§ **WORK TO COMPLETE**
Output solely the number of lines containing the string "очень".

§ **Recorded data**
================================

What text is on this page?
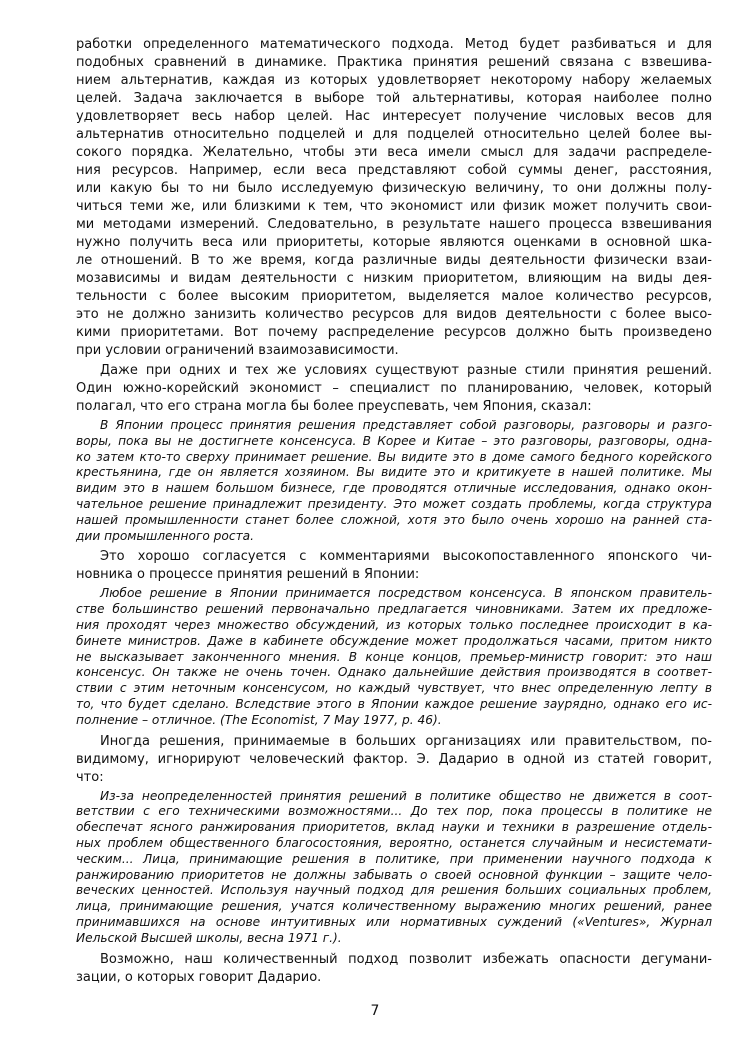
работки определенного математического подхода. Метод будет разбиваться и для
подобных сравнений в динамике. Практика принятия решений связана с взвешива-
нием альтернатив, каждая из которых удовлетворяет некоторому набору желаемых
целей. Задача заключается в выборе той альтернативы, которая наиболее полно
удовлетворяет весь набор целей. Нас интересует получение числовых весов для
альтернатив относительно подцелей и для подцелей относительно целей более вы-
сокого порядка. Желательно, чтобы эти веса имели смысл для задачи распределе-
ния ресурсов. Например, если веса представляют собой суммы денег, расстояния,
или какую бы то ни было исследуемую физическую величину, то они должны полу-
читься теми же, или близкими к тем, что экономист или физик может получить свои-
ми методами измерений. Следовательно, в результате нашего процесса взвешивания
нужно получить веса или приоритеты, которые являются оценками в основной шка-
ле отношений. В то же время, когда различные виды деятельности физически взаи-
мозависимы и видам деятельности с низким приоритетом, влияющим на виды дея-
тельности с более высоким приоритетом, выделяется малое количество ресурсов,
это не должно занизить количество ресурсов для видов деятельности с более высо-
кими приоритетами. Вот почему распределение ресурсов должно быть произведено
при условии ограничений взаимозависимости.
Даже при одних и тех же условиях существуют разные стили принятия решений.
Один южно-корейский экономист – специалист по планированию, человек, который
полагал, что его страна могла бы более преуспевать, чем Япония, сказал:
В Японии процесс принятия решения представляет собой разговоры, разговоры и разго-
воры, пока вы не достигнете консенсуса. В Корее и Китае – это разговоры, разговоры, одна-
ко затем кто-то сверху принимает решение. Вы видите это в доме самого бедного корейского
крестьянина, где он является хозяином. Вы видите это и критикуете в нашей политике. Мы
видим это в нашем большом бизнесе, где проводятся отличные исследования, однако окон-
чательное решение принадлежит президенту. Это может создать проблемы, когда структура
нашей промышленности станет более сложной, хотя это было очень хорошо на ранней ста-
дии промышленного роста.
Это хорошо согласуется с комментариями высокопоставленного японского чи-
новника о процессе принятия решений в Японии:
Любое решение в Японии принимается посредством консенсуса. В японском правитель-
стве большинство решений первоначально предлагается чиновниками. Затем их предложе-
ния проходят через множество обсуждений, из которых только последнее происходит в ка-
бинете министров. Даже в кабинете обсуждение может продолжаться часами, притом никто
не высказывает законченного мнения. В конце концов, премьер-министр говорит: это наш
консенсус. Он также не очень точен. Однако дальнейшие действия производятся в соответ-
ствии с этим неточным консенсусом, но каждый чувствует, что внес определенную лепту в
то, что будет сделано. Вследствие этого в Японии каждое решение заурядно, однако его ис-
полнение – отличное. (The Economist, 7 May 1977, p. 46).
Иногда решения, принимаемые в больших организациях или правительством, по-
видимому, игнорируют человеческий фактор. Э. Дадарио в одной из статей говорит,
что:
Из-за неопределенностей принятия решений в политике общество не движется в соот-
ветствии с его техническими возможностями... До тех пор, пока процессы в политике не
обеспечат ясного ранжирования приоритетов, вклад науки и техники в разрешение отдель-
ных проблем общественного благосостояния, вероятно, останется случайным и несистемати-
ческим... Лица, принимающие решения в политике, при применении научного подхода к
ранжированию приоритетов не должны забывать о своей основной функции – защите чело-
веческих ценностей. Используя научный подход для решения больших социальных проблем,
лица, принимающие решения, учатся количественному выражению многих решений, ранее
принимавшихся на основе интуитивных или нормативных суждений («Ventures», Журнал
Иельской Высшей школы, весна 1971 г.).
Возможно, наш количественный подход позволит избежать опасности дегумани-
зации, о которых говорит Дадарио.
7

================================

§ **TASK OUTPUT**
2